■ WHAT THE EXERCISE ASKS: Write out all entries word for word.
= = = =
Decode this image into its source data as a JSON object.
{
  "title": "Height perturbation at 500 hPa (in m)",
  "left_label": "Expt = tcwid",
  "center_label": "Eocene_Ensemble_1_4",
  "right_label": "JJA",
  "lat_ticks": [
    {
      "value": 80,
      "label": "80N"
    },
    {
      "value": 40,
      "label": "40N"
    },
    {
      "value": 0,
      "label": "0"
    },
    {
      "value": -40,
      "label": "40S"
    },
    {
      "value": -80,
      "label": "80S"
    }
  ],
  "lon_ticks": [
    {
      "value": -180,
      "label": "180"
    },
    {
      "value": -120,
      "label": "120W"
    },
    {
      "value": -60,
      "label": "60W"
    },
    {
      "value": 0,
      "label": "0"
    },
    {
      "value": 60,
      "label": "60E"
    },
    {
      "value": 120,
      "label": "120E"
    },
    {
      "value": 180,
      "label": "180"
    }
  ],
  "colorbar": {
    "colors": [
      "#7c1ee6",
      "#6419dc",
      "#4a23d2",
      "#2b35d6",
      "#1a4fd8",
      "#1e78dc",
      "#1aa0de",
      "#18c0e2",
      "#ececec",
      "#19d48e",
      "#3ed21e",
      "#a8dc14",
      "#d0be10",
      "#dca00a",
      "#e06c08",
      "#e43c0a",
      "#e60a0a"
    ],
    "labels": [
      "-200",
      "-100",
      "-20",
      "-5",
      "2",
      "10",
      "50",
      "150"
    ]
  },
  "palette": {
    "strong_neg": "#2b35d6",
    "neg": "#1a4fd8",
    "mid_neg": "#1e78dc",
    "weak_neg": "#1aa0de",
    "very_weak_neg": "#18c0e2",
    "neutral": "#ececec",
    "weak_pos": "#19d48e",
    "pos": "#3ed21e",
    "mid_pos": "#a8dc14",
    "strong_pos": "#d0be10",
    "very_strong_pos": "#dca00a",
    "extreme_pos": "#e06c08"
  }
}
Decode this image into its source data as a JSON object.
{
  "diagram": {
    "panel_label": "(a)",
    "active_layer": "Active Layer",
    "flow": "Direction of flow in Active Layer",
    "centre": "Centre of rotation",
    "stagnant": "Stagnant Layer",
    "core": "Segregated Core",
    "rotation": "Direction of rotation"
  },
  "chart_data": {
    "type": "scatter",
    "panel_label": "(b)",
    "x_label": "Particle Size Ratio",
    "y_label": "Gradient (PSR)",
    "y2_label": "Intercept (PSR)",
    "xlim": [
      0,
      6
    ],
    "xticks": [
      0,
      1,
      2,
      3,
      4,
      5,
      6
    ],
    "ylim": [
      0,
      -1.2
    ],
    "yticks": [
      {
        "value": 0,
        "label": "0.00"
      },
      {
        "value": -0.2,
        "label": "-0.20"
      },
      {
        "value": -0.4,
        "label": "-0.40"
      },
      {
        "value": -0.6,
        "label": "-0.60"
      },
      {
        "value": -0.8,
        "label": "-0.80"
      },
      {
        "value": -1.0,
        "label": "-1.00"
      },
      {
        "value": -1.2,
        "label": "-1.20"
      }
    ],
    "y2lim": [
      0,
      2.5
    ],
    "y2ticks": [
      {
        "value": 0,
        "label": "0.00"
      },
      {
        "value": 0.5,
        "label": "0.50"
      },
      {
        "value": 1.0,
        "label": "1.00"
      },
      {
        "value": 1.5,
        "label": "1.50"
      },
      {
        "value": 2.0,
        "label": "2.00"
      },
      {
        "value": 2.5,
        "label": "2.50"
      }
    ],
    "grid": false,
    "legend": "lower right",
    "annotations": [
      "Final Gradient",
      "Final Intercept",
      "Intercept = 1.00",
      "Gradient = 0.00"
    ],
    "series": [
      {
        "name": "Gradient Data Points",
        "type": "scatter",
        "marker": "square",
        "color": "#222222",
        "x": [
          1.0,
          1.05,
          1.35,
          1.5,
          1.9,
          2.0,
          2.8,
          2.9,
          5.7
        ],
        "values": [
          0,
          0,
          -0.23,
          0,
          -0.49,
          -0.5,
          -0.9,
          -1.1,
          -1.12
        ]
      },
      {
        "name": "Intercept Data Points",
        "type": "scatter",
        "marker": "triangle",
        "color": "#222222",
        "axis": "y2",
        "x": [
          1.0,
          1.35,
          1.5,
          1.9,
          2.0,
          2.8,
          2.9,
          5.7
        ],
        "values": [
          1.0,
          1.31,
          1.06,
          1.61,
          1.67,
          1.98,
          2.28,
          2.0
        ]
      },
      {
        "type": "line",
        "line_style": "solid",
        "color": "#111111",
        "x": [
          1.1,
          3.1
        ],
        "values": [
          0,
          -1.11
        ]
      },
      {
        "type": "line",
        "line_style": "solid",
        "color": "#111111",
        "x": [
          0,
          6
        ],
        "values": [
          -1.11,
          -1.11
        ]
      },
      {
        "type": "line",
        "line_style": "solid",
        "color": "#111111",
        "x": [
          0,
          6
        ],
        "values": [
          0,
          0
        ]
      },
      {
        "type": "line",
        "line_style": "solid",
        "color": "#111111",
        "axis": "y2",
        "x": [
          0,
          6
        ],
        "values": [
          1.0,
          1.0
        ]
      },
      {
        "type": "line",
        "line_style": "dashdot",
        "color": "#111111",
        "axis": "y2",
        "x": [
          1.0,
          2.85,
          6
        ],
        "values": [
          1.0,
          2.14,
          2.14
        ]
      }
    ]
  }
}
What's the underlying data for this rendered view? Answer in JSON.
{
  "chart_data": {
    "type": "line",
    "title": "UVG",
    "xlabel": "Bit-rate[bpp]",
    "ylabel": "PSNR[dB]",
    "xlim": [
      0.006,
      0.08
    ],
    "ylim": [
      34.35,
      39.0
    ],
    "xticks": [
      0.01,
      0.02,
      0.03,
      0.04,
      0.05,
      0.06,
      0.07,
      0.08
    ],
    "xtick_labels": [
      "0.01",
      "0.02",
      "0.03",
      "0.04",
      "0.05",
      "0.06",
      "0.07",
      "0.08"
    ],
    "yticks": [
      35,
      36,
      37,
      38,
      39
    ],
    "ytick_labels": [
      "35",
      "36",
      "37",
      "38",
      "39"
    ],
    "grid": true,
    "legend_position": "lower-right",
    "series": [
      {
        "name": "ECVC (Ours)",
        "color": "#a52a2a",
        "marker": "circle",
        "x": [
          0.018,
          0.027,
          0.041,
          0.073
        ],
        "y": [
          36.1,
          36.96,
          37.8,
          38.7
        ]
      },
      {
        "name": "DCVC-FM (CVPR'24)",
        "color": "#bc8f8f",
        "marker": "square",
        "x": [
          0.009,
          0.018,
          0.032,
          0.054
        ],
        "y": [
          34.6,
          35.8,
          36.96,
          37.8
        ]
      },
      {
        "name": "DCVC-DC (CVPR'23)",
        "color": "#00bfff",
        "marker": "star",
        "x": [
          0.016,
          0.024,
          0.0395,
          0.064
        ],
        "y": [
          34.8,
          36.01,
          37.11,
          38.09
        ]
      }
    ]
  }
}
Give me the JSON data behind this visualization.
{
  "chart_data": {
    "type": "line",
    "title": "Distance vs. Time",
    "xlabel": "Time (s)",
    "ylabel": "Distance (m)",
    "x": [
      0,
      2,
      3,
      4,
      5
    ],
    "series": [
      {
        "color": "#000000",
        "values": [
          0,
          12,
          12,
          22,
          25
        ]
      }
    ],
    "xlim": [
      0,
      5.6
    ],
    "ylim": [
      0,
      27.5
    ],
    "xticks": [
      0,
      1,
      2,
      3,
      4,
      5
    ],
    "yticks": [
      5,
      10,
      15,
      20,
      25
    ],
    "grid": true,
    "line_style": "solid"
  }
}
= = = =
■ ANSWER:
Decode this image into its source data as a JSON object.
{
  "title": "Height perturbation at 500 hPa (in m)",
  "left_label": "Expt = tcwid",
  "center_label": "Eocene_Ensemble_1_4",
  "right_label": "JJA",
  "lat_ticks": [
    {
      "value": 80,
      "label": "80N"
    },
    {
      "value": 40,
      "label": "40N"
    },
    {
      "value": 0,
      "label": "0"
    },
    {
      "value": -40,
      "label": "40S"
    },
    {
      "value": -80,
      "label": "80S"
    }
  ],
  "lon_ticks": [
    {
      "value": -180,
      "label": "180"
    },
    {
      "value": -120,
      "label": "120W"
    },
    {
      "value": -60,
      "label": "60W"
    },
    {
      "value": 0,
      "label": "0"
    },
    {
      "value": 60,
      "label": "60E"
    },
    {
      "value": 120,
      "label": "120E"
    },
    {
      "value": 180,
      "label": "180"
    }
  ],
  "colorbar": {
    "colors": [
      "#7c1ee6",
      "#6419dc",
      "#4a23d2",
      "#2b35d6",
      "#1a4fd8",
      "#1e78dc",
      "#1aa0de",
      "#18c0e2",
      "#ececec",
      "#19d48e",
      "#3ed21e",
      "#a8dc14",
      "#d0be10",
      "#dca00a",
      "#e06c08",
      "#e43c0a",
      "#e60a0a"
    ],
    "labels": [
      "-200",
      "-100",
      "-20",
      "-5",
      "2",
      "10",
      "50",
      "150"
    ]
  },
  "palette": {
    "strong_neg": "#2b35d6",
    "neg": "#1a4fd8",
    "mid_neg": "#1e78dc",
    "weak_neg": "#1aa0de",
    "very_weak_neg": "#18c0e2",
    "neutral": "#ececec",
    "weak_pos": "#19d48e",
    "pos": "#3ed21e",
    "mid_pos": "#a8dc14",
    "strong_pos": "#d0be10",
    "very_strong_pos": "#dca00a",
    "extreme_pos": "#e06c08"
  }
}
Decode this image into its source data as a JSON object.
{
  "diagram": {
    "panel_label": "(a)",
    "active_layer": "Active Layer",
    "flow": "Direction of flow in Active Layer",
    "centre": "Centre of rotation",
    "stagnant": "Stagnant Layer",
    "core": "Segregated Core",
    "rotation": "Direction of rotation"
  },
  "chart_data": {
    "type": "scatter",
    "panel_label": "(b)",
    "x_label": "Particle Size Ratio",
    "y_label": "Gradient (PSR)",
    "y2_label": "Intercept (PSR)",
    "xlim": [
      0,
      6
    ],
    "xticks": [
      0,
      1,
      2,
      3,
      4,
      5,
      6
    ],
    "ylim": [
      0,
      -1.2
    ],
    "yticks": [
      {
        "value": 0,
        "label": "0.00"
      },
      {
        "value": -0.2,
        "label": "-0.20"
      },
      {
        "value": -0.4,
        "label": "-0.40"
      },
      {
        "value": -0.6,
        "label": "-0.60"
      },
      {
        "value": -0.8,
        "label": "-0.80"
      },
      {
        "value": -1.0,
        "label": "-1.00"
      },
      {
        "value": -1.2,
        "label": "-1.20"
      }
    ],
    "y2lim": [
      0,
      2.5
    ],
    "y2ticks": [
      {
        "value": 0,
        "label": "0.00"
      },
      {
        "value": 0.5,
        "label": "0.50"
      },
      {
        "value": 1.0,
        "label": "1.00"
      },
      {
        "value": 1.5,
        "label": "1.50"
      },
      {
        "value": 2.0,
        "label": "2.00"
      },
      {
        "value": 2.5,
        "label": "2.50"
      }
    ],
    "grid": false,
    "legend": "lower right",
    "annotations": [
      "Final Gradient",
      "Final Intercept",
      "Intercept = 1.00",
      "Gradient = 0.00"
    ],
    "series": [
      {
        "name": "Gradient Data Points",
        "type": "scatter",
        "marker": "square",
        "color": "#222222",
        "x": [
          1.0,
          1.05,
          1.35,
          1.5,
          1.9,
          2.0,
          2.8,
          2.9,
          5.7
        ],
        "values": [
          0,
          0,
          -0.23,
          0,
          -0.49,
          -0.5,
          -0.9,
          -1.1,
          -1.12
        ]
      },
      {
        "name": "Intercept Data Points",
        "type": "scatter",
        "marker": "triangle",
        "color": "#222222",
        "axis": "y2",
        "x": [
          1.0,
          1.35,
          1.5,
          1.9,
          2.0,
          2.8,
          2.9,
          5.7
        ],
        "values": [
          1.0,
          1.31,
          1.06,
          1.61,
          1.67,
          1.98,
          2.28,
          2.0
        ]
      },
      {
        "type": "line",
        "line_style": "solid",
        "color": "#111111",
        "x": [
          1.1,
          3.1
        ],
        "values": [
          0,
          -1.11
        ]
      },
      {
        "type": "line",
        "line_style": "solid",
        "color": "#111111",
        "x": [
          0,
          6
        ],
        "values": [
          -1.11,
          -1.11
        ]
      },
      {
        "type": "line",
        "line_style": "solid",
        "color": "#111111",
        "x": [
          0,
          6
        ],
        "values": [
          0,
          0
        ]
      },
      {
        "type": "line",
        "line_style": "solid",
        "color": "#111111",
        "axis": "y2",
        "x": [
          0,
          6
        ],
        "values": [
          1.0,
          1.0
        ]
      },
      {
        "type": "line",
        "line_style": "dashdot",
        "color": "#111111",
        "axis": "y2",
        "x": [
          1.0,
          2.85,
          6
        ],
        "values": [
          1.0,
          2.14,
          2.14
        ]
      }
    ]
  }
}
What's the underlying data for this rendered view? Answer in JSON.
{
  "chart_data": {
    "type": "line",
    "title": "UVG",
    "xlabel": "Bit-rate[bpp]",
    "ylabel": "PSNR[dB]",
    "xlim": [
      0.006,
      0.08
    ],
    "ylim": [
      34.35,
      39.0
    ],
    "xticks": [
      0.01,
      0.02,
      0.03,
      0.04,
      0.05,
      0.06,
      0.07,
      0.08
    ],
    "xtick_labels": [
      "0.01",
      "0.02",
      "0.03",
      "0.04",
      "0.05",
      "0.06",
      "0.07",
      "0.08"
    ],
    "yticks": [
      35,
      36,
      37,
      38,
      39
    ],
    "ytick_labels": [
      "35",
      "36",
      "37",
      "38",
      "39"
    ],
    "grid": true,
    "legend_position": "lower-right",
    "series": [
      {
        "name": "ECVC (Ours)",
        "color": "#a52a2a",
        "marker": "circle",
        "x": [
          0.018,
          0.027,
          0.041,
          0.073
        ],
        "y": [
          36.1,
          36.96,
          37.8,
          38.7
        ]
      },
      {
        "name": "DCVC-FM (CVPR'24)",
        "color": "#bc8f8f",
        "marker": "square",
        "x": [
          0.009,
          0.018,
          0.032,
          0.054
        ],
        "y": [
          34.6,
          35.8,
          36.96,
          37.8
        ]
      },
      {
        "name": "DCVC-DC (CVPR'23)",
        "color": "#00bfff",
        "marker": "star",
        "x": [
          0.016,
          0.024,
          0.0395,
          0.064
        ],
        "y": [
          34.8,
          36.01,
          37.11,
          38.09
        ]
      }
    ]
  }
}
Give me the JSON data behind this visualization.
{
  "chart_data": {
    "type": "line",
    "title": "Distance vs. Time",
    "xlabel": "Time (s)",
    "ylabel": "Distance (m)",
    "x": [
      0,
      2,
      3,
      4,
      5
    ],
    "series": [
      {
        "color": "#000000",
        "values": [
          0,
          12,
          12,
          22,
          25
        ]
      }
    ],
    "xlim": [
      0,
      5.6
    ],
    "ylim": [
      0,
      27.5
    ],
    "xticks": [
      0,
      1,
      2,
      3,
      4,
      5
    ],
    "yticks": [
      5,
      10,
      15,
      20,
      25
    ],
    "grid": true,
    "line_style": "solid"
  }
}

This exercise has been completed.